#### [Data entries]
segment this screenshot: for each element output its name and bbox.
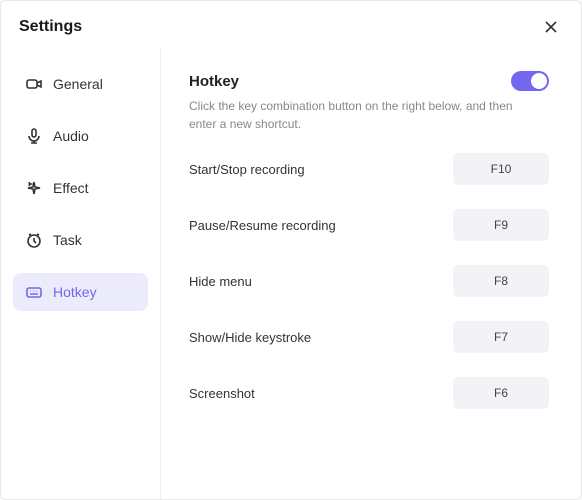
hotkey-row-start-stop: Start/Stop recording F10	[189, 153, 549, 185]
key-button-pause-resume[interactable]: F9	[453, 209, 549, 241]
key-button-keystroke[interactable]: F7	[453, 321, 549, 353]
sidebar-item-label: General	[53, 76, 103, 92]
settings-window: Settings General Audio	[0, 0, 582, 500]
hotkey-row-pause-resume: Pause/Resume recording F9	[189, 209, 549, 241]
section-title: Hotkey	[189, 73, 239, 90]
clock-icon	[25, 231, 43, 249]
page-title: Settings	[19, 18, 82, 36]
sidebar-item-hotkey[interactable]: Hotkey	[13, 273, 148, 311]
sidebar: General Audio Effect Task	[1, 47, 161, 499]
sidebar-item-general[interactable]: General	[13, 65, 148, 103]
main-panel: Hotkey Click the key combination button …	[161, 47, 581, 499]
section-description: Click the key combination button on the …	[189, 97, 529, 133]
row-label: Start/Stop recording	[189, 162, 305, 177]
hotkey-row-screenshot: Screenshot F6	[189, 377, 549, 409]
hotkey-row-keystroke: Show/Hide keystroke F7	[189, 321, 549, 353]
sidebar-item-effect[interactable]: Effect	[13, 169, 148, 207]
microphone-icon	[25, 127, 43, 145]
close-icon	[544, 20, 558, 34]
sidebar-item-label: Task	[53, 232, 82, 248]
keyboard-icon	[25, 283, 43, 301]
key-button-screenshot[interactable]: F6	[453, 377, 549, 409]
sidebar-item-label: Effect	[53, 180, 89, 196]
close-button[interactable]	[539, 15, 563, 39]
hotkey-toggle[interactable]	[511, 71, 549, 91]
sparkle-icon	[25, 179, 43, 197]
row-label: Screenshot	[189, 386, 255, 401]
key-button-start-stop[interactable]: F10	[453, 153, 549, 185]
sidebar-item-label: Hotkey	[53, 284, 97, 300]
sidebar-item-task[interactable]: Task	[13, 221, 148, 259]
hotkey-row-hide-menu: Hide menu F8	[189, 265, 549, 297]
sidebar-item-label: Audio	[53, 128, 89, 144]
camera-icon	[25, 75, 43, 93]
sidebar-item-audio[interactable]: Audio	[13, 117, 148, 155]
row-label: Hide menu	[189, 274, 252, 289]
section-header: Hotkey	[189, 71, 549, 91]
body: General Audio Effect Task	[1, 47, 581, 499]
row-label: Show/Hide keystroke	[189, 330, 311, 345]
key-button-hide-menu[interactable]: F8	[453, 265, 549, 297]
row-label: Pause/Resume recording	[189, 218, 336, 233]
titlebar: Settings	[1, 1, 581, 47]
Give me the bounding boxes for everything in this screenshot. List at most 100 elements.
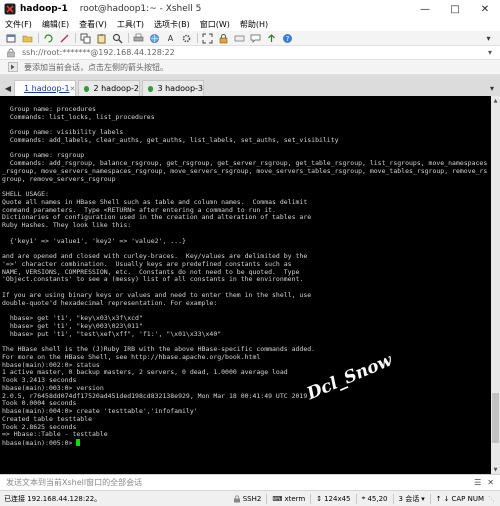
disconnect-icon[interactable] xyxy=(59,33,70,44)
status-terminal-type: xterm xyxy=(284,494,306,503)
up-arrow-icon: ↑ xyxy=(435,494,442,503)
new-session-icon[interactable] xyxy=(6,33,17,44)
session-status-icon xyxy=(148,85,154,92)
status-cursor-position: 45,20 xyxy=(367,494,388,503)
upload-icon[interactable] xyxy=(266,33,277,44)
compose-input[interactable]: 发送文本到当前Xshell窗口的全部会话 xyxy=(6,477,142,488)
menu-help[interactable]: 帮助(H) xyxy=(240,19,268,30)
status-separator xyxy=(310,493,312,504)
help-icon[interactable]: ? xyxy=(282,33,293,44)
status-sessions[interactable]: 3 会话 xyxy=(399,494,420,504)
address-dropdown-icon[interactable]: ▾ xyxy=(488,48,492,57)
status-protocol: SSH2 xyxy=(242,494,262,503)
menu-bar: 文件(F) 编辑(E) 查看(V) 工具(T) 选项卡(B) 窗口(W) 帮助(… xyxy=(0,18,500,31)
compose-controls: ☰ ✕ xyxy=(468,478,494,487)
tab-label: 1 hadoop-1 xyxy=(24,84,70,93)
menu-tools[interactable]: 工具(T) xyxy=(117,19,144,30)
scroll-down-icon[interactable]: ▼ xyxy=(491,465,500,474)
address-lock-icon xyxy=(7,48,15,57)
copy-icon[interactable] xyxy=(80,33,91,44)
settings-icon[interactable] xyxy=(181,33,192,44)
status-separator xyxy=(266,493,268,504)
print-icon[interactable] xyxy=(133,33,144,44)
maximize-icon[interactable]: □ xyxy=(440,0,470,18)
terminal-scrollbar[interactable]: ▲ ▼ xyxy=(491,96,500,474)
status-sessions-wrap[interactable]: 3 会话 ▾ xyxy=(399,494,425,504)
keyboard-icon[interactable] xyxy=(234,33,245,44)
terminal-line: Ruby Hashes. They look like this: xyxy=(2,221,132,229)
window-controls: — □ ✕ xyxy=(410,0,500,18)
hint-bar: 要添加当前会话，点击左侧的箭头按钮。 xyxy=(0,60,500,75)
compose-menu-icon[interactable]: ☰ xyxy=(474,478,481,487)
lock-icon[interactable] xyxy=(218,33,229,44)
tab-list-dropdown-icon[interactable]: ▾ xyxy=(490,80,494,96)
chat-icon[interactable] xyxy=(250,33,261,44)
terminal-output[interactable]: Group name: procedures Commands: list_lo… xyxy=(0,96,491,474)
scroll-up-icon[interactable]: ▲ xyxy=(491,96,500,105)
terminal-prompt: hbase(main):005:0> xyxy=(2,439,77,447)
status-bar: 已连接 192.168.44.128:22。 SSH2 ⌨ xterm ↕ 12… xyxy=(0,490,500,506)
tab-hadoop-2[interactable]: 2 hadoop-2 xyxy=(78,80,140,96)
tab-bar: ◀ 1 hadoop-1 ✕ 2 hadoop-2 3 hadoop-3 ▾ xyxy=(0,75,500,96)
status-term-wrap: ⌨ xterm xyxy=(272,495,305,503)
address-bar[interactable]: ssh://root:*******@192.168.44.128:22 ▾ xyxy=(0,46,500,60)
tab-label: 2 hadoop-2 xyxy=(93,84,139,93)
add-session-arrow-icon[interactable] xyxy=(8,62,18,72)
menu-tab[interactable]: 选项卡(B) xyxy=(154,19,190,30)
tab-hadoop-3[interactable]: 3 hadoop-3 xyxy=(142,80,204,96)
cursor-position-icon: ⌖ xyxy=(361,494,366,502)
compose-close-icon[interactable]: ✕ xyxy=(487,478,494,487)
window-subtitle: root@hadoop1:~ - Xshell 5 xyxy=(79,4,202,14)
terminal-line: 'Object.constants' to see a (messy) list… xyxy=(2,275,304,284)
status-size-wrap: ↕ 124x45 xyxy=(316,495,350,503)
globe-icon[interactable] xyxy=(149,33,160,44)
menu-file[interactable]: 文件(F) xyxy=(5,19,32,30)
toolbar: A ? ▾ xyxy=(0,31,500,46)
scroll-thumb[interactable] xyxy=(492,393,499,444)
terminal-line: double-quote'd hexadecimal representatio… xyxy=(2,298,218,307)
terminal-line: hbase> put 't1', "test\xef\xff", 'f1:', … xyxy=(2,329,222,338)
toolbar-separator xyxy=(38,33,39,43)
toolbar-separator xyxy=(75,33,76,43)
tab-prev-icon[interactable]: ◀ xyxy=(2,80,14,96)
ssh-lock-icon xyxy=(233,494,240,502)
find-icon[interactable] xyxy=(112,33,123,44)
close-icon[interactable]: ✕ xyxy=(470,0,500,18)
sessions-dropdown-icon[interactable]: ▾ xyxy=(421,495,425,503)
window-size-icon: ↕ xyxy=(316,494,323,503)
title-bar: hadoop-1 root@hadoop1:~ - Xshell 5 — □ ✕ xyxy=(0,0,500,18)
status-size: 124x45 xyxy=(324,494,351,503)
reconnect-icon[interactable] xyxy=(43,33,54,44)
toolbar-dropdown-icon[interactable]: ▾ xyxy=(483,33,494,44)
minimize-icon[interactable]: — xyxy=(410,0,440,18)
fullscreen-icon[interactable] xyxy=(202,33,213,44)
address-text[interactable]: ssh://root:*******@192.168.44.128:22 xyxy=(22,48,175,57)
status-key-state: CAP NUM xyxy=(451,494,484,503)
terminal-cursor xyxy=(76,439,81,446)
tab-hadoop-1[interactable]: 1 hadoop-1 ✕ xyxy=(14,80,76,96)
terminal-line: Commands: add_labels, clear_auths, get_a… xyxy=(2,135,339,144)
terminal-line: => Hbase::Table - testtable xyxy=(2,430,108,439)
menu-edit[interactable]: 编辑(E) xyxy=(42,19,69,30)
terminal-line: group, remove_servers_rsgroup xyxy=(2,174,116,183)
svg-text:?: ? xyxy=(286,35,290,43)
status-separator xyxy=(392,493,394,504)
terminal-line: Commands: list_locks, list_procedures xyxy=(2,112,155,121)
status-keys-wrap: ↑ ↓ CAP NUM xyxy=(436,495,484,503)
down-arrow-icon: ↓ xyxy=(443,494,450,503)
terminal-prompt-line[interactable]: hbase(main):005:0> xyxy=(2,439,491,447)
xshell-app-icon xyxy=(4,3,16,15)
tab-close-icon[interactable]: ✕ xyxy=(70,85,76,93)
menu-view[interactable]: 查看(V) xyxy=(79,19,107,30)
menu-window[interactable]: 窗口(W) xyxy=(200,19,230,30)
status-separator xyxy=(355,493,357,504)
resize-grip-icon[interactable]: ⋱ xyxy=(488,495,498,503)
hint-text: 要添加当前会话，点击左侧的箭头按钮。 xyxy=(24,62,168,72)
terminal-type-icon: ⌨ xyxy=(272,494,283,503)
session-status-icon xyxy=(84,85,90,92)
open-folder-icon[interactable] xyxy=(22,33,33,44)
paste-icon[interactable] xyxy=(96,33,107,44)
font-icon[interactable]: A xyxy=(165,33,176,44)
compose-bar: 发送文本到当前Xshell窗口的全部会话 ☰ ✕ xyxy=(0,474,500,490)
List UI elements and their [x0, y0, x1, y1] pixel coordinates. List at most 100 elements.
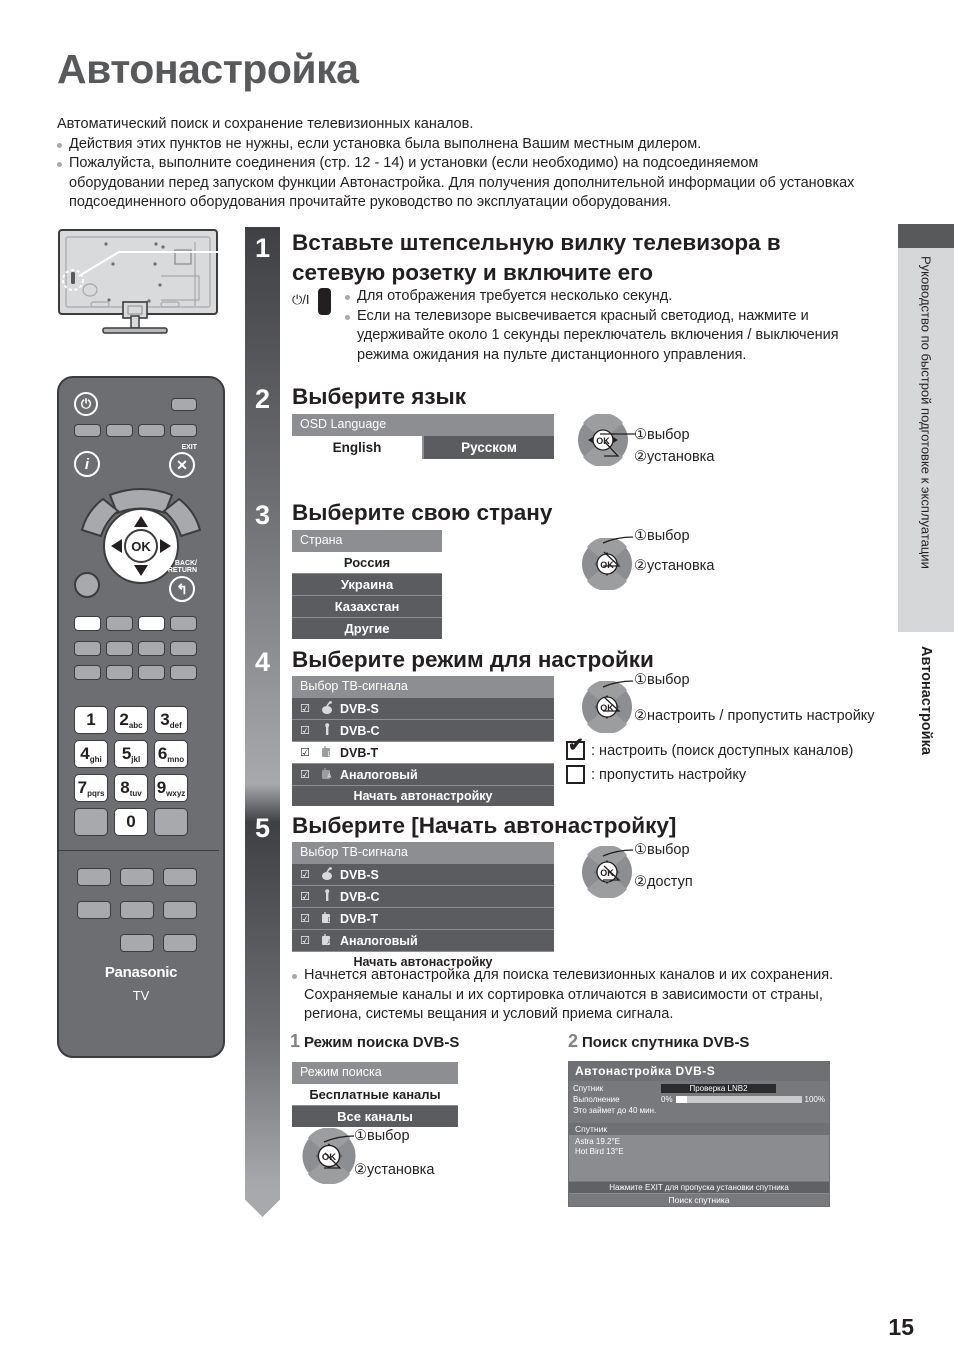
- remote-row4-btn-2[interactable]: [106, 665, 133, 680]
- osd-start-autotune-step4[interactable]: Начать автонастройку: [292, 786, 554, 806]
- dvbs-satellite-list: Astra 19.2°E Hot Bird 13°E: [569, 1135, 829, 1181]
- dvbs-satellite-label: Спутник: [573, 1084, 604, 1093]
- remote-key-9[interactable]: 9 wxyz: [154, 774, 188, 802]
- legend-row-tune: : настроить (поиск доступных каналов): [566, 736, 853, 760]
- checkbox-legend: : настроить (поиск доступных каналов) : …: [566, 736, 853, 789]
- remote-key-right-blank[interactable]: [154, 808, 188, 836]
- osd-country-row-other[interactable]: Другие: [292, 618, 442, 639]
- remote-row4-btn-1[interactable]: [74, 665, 101, 680]
- remote-key-9-digit: 9: [156, 778, 167, 797]
- remote-bottom-btn-2[interactable]: [120, 868, 154, 886]
- signal-row-dvb-s-step5[interactable]: ☑ DVB-S: [292, 864, 554, 885]
- remote-key-4[interactable]: 4 ghi: [74, 740, 108, 768]
- remote-key-0[interactable]: 0: [114, 808, 148, 836]
- remote-color-btn-1[interactable]: [74, 616, 101, 631]
- remote-round-button[interactable]: [74, 572, 100, 598]
- remote-bottom-btn-5[interactable]: [120, 901, 154, 919]
- remote-row4-btn-3[interactable]: [138, 665, 165, 680]
- remote-color-btn-4[interactable]: [170, 616, 197, 631]
- remote-row1-btn-4[interactable]: [170, 424, 197, 437]
- remote-key-7[interactable]: 7 pqrs: [74, 774, 108, 802]
- osd-country-row-ukraine[interactable]: Украина: [292, 574, 442, 595]
- remote-key-8[interactable]: 8 tuv: [114, 774, 148, 802]
- dvbs-list-item-2[interactable]: Hot Bird 13°E: [575, 1147, 823, 1157]
- checkbox-analogue-step4[interactable]: ☑: [296, 768, 314, 781]
- signal-row-dvb-t-step4[interactable]: ☑ D DVB-T: [292, 742, 554, 763]
- checkbox-dvb-c-step5[interactable]: ☑: [296, 890, 314, 903]
- remote-row4-btn-4[interactable]: [170, 665, 197, 680]
- osd-language-option-english[interactable]: English: [292, 436, 422, 459]
- osd-search-mode-all[interactable]: Все каналы: [292, 1106, 458, 1127]
- checkbox-dvb-t-step4[interactable]: ☑: [296, 746, 314, 759]
- remote-control-illustration: ⏻ i EXIT ✕ OK BACK/ RETURN ↰ 1 2 abc 3 def: [57, 376, 225, 1058]
- signal-row-dvb-s-step4[interactable]: ☑ DVB-S: [292, 698, 554, 719]
- signal-row-analogue-step4[interactable]: ☑ A Аналоговый: [292, 764, 554, 785]
- dvbs-eta-note: Это займет до 40 мин.: [573, 1106, 657, 1115]
- dvbs-list-item-1[interactable]: Astra 19.2°E: [575, 1137, 823, 1147]
- remote-row1-btn-2[interactable]: [106, 424, 133, 437]
- osd-country-row-kazakhstan[interactable]: Казахстан: [292, 596, 442, 617]
- empty-box-icon: [566, 765, 585, 784]
- signal-row-analogue-step5[interactable]: ☑ A Аналоговый: [292, 930, 554, 951]
- satellite-icon: [314, 866, 340, 884]
- remote-key-8-digit: 8: [120, 778, 130, 797]
- remote-key-6[interactable]: 6 mno: [154, 740, 188, 768]
- remote-exit-button[interactable]: ✕: [169, 452, 195, 478]
- remote-row1-btn-1[interactable]: [74, 424, 101, 437]
- remote-key-5[interactable]: 5 jkl: [114, 740, 148, 768]
- remote-row3-btn-4[interactable]: [170, 641, 197, 656]
- remote-bottom-btn-1[interactable]: [77, 868, 111, 886]
- signal-label-dvb-s-step4: DVB-S: [340, 701, 379, 716]
- checkbox-dvb-c-step4[interactable]: ☑: [296, 724, 314, 737]
- remote-bottom-btn-8[interactable]: [163, 934, 197, 952]
- checkbox-dvb-s-step5[interactable]: ☑: [296, 868, 314, 881]
- remote-key-6-letters: mno: [167, 755, 185, 764]
- osd-language-option-russian[interactable]: Русском: [424, 436, 554, 459]
- remote-row3-btn-2[interactable]: [106, 641, 133, 656]
- step-number-1: 1: [254, 232, 271, 263]
- dvbs-progress-fill: [675, 1096, 687, 1103]
- signal-row-dvb-c-step4[interactable]: ☑ DVB-C: [292, 720, 554, 741]
- osd-search-mode-free[interactable]: Бесплатные каналы: [292, 1084, 458, 1105]
- remote-key-2[interactable]: 2 abc: [114, 706, 148, 734]
- remote-row3-btn-3[interactable]: [138, 641, 165, 656]
- remote-back-button[interactable]: ↰: [169, 576, 195, 602]
- signal-row-dvb-t-step5[interactable]: ☑ D DVB-T: [292, 908, 554, 929]
- dvbs-footer-action[interactable]: Поиск спутника: [569, 1193, 829, 1206]
- step-number-2: 2: [254, 383, 271, 414]
- step-1-bullet-1: Для отображения требуется несколько секу…: [345, 287, 860, 307]
- step-3-callout-leader: [602, 536, 634, 567]
- svg-text:OK: OK: [131, 539, 151, 554]
- signal-label-dvb-s-step5: DVB-S: [340, 867, 379, 882]
- remote-bottom-btn-6[interactable]: [163, 901, 197, 919]
- checkbox-analogue-step5[interactable]: ☑: [296, 934, 314, 947]
- remote-top-right-button[interactable]: [171, 398, 197, 411]
- step-3-heading: Выберите свою страну: [292, 500, 553, 525]
- after-autotune-note: Начнется автонастройка для поиска телеви…: [292, 966, 870, 1025]
- remote-power-button[interactable]: ⏻: [74, 392, 98, 416]
- checkbox-dvb-s-step4[interactable]: ☑: [296, 702, 314, 715]
- remote-bottom-btn-3[interactable]: [163, 868, 197, 886]
- remote-key-1[interactable]: 1: [74, 706, 108, 734]
- remote-key-left-blank[interactable]: [74, 808, 108, 836]
- signal-row-dvb-c-step5[interactable]: ☑ DVB-C: [292, 886, 554, 907]
- remote-row3-btn-1[interactable]: [74, 641, 101, 656]
- substep-2-title: Поиск спутника DVB-S: [582, 1034, 750, 1051]
- remote-color-btn-3[interactable]: [138, 616, 165, 631]
- search-mode-callout-1: ①выбор: [354, 1128, 410, 1144]
- osd-tv-signal-title-step4: Выбор ТВ-сигнала: [292, 676, 554, 697]
- step-2-heading: Выберите язык: [292, 384, 467, 409]
- remote-row1-btn-3[interactable]: [138, 424, 165, 437]
- remote-color-btn-2[interactable]: [106, 616, 133, 631]
- remote-key-3[interactable]: 3 def: [154, 706, 188, 734]
- checked-box-icon: [566, 736, 585, 760]
- step-indicator-arrow: [245, 1187, 280, 1217]
- step-4-callout-2: ②настроить / пропустить настройку: [634, 708, 875, 724]
- remote-bottom-btn-7[interactable]: [120, 934, 154, 952]
- substep-1: 1 Режим поиска DVB-S: [290, 1031, 459, 1052]
- osd-country-row-russia[interactable]: Россия: [292, 552, 442, 573]
- remote-info-button[interactable]: i: [74, 451, 100, 477]
- checkbox-dvb-t-step5[interactable]: ☑: [296, 912, 314, 925]
- remote-key-2-letters: abc: [128, 721, 143, 730]
- remote-bottom-btn-4[interactable]: [77, 901, 111, 919]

#### [What to do]
Please revise the rows starting with the line containing "disconnect-icon[interactable] xyxy=(59,33,70,44)" and going on through the line containing "address-lock-icon xyxy=(7,48,15,57)", swapping "xterm" for "vt100" and leaving everything else unchanged.

#### [The response]
disconnect-icon[interactable] xyxy=(59,33,70,44)
status-terminal-type: vt100 xyxy=(284,494,306,503)
up-arrow-icon: ↑ xyxy=(435,494,442,503)
new-session-icon[interactable] xyxy=(6,33,17,44)
session-status-icon xyxy=(148,85,154,92)
status-cursor-position: 45,20 xyxy=(367,494,388,503)
upload-icon[interactable] xyxy=(266,33,277,44)
compose-input[interactable]: 发送文本到当前Xshell窗口的全部会话 xyxy=(6,477,142,488)
menu-help[interactable]: 帮助(H) xyxy=(240,19,268,30)
status-separator xyxy=(310,493,312,504)
help-icon[interactable]: ? xyxy=(282,33,293,44)
status-sessions[interactable]: 3 会话 xyxy=(399,494,420,504)
address-dropdown-icon[interactable]: ▾ xyxy=(488,48,492,57)
status-protocol: SSH2 xyxy=(242,494,262,503)
menu-bar: 文件(F) 编辑(E) 查看(V) 工具(T) 选项卡(B) 窗口(W) 帮助(… xyxy=(0,18,500,31)
compose-controls: ☰ ✕ xyxy=(468,478,494,487)
tab-label: 1 hadoop-1 xyxy=(24,84,70,93)
menu-tools[interactable]: 工具(T) xyxy=(117,19,144,30)
scroll-down-icon[interactable]: ▼ xyxy=(491,465,500,474)
address-lock-icon xyxy=(7,48,15,57)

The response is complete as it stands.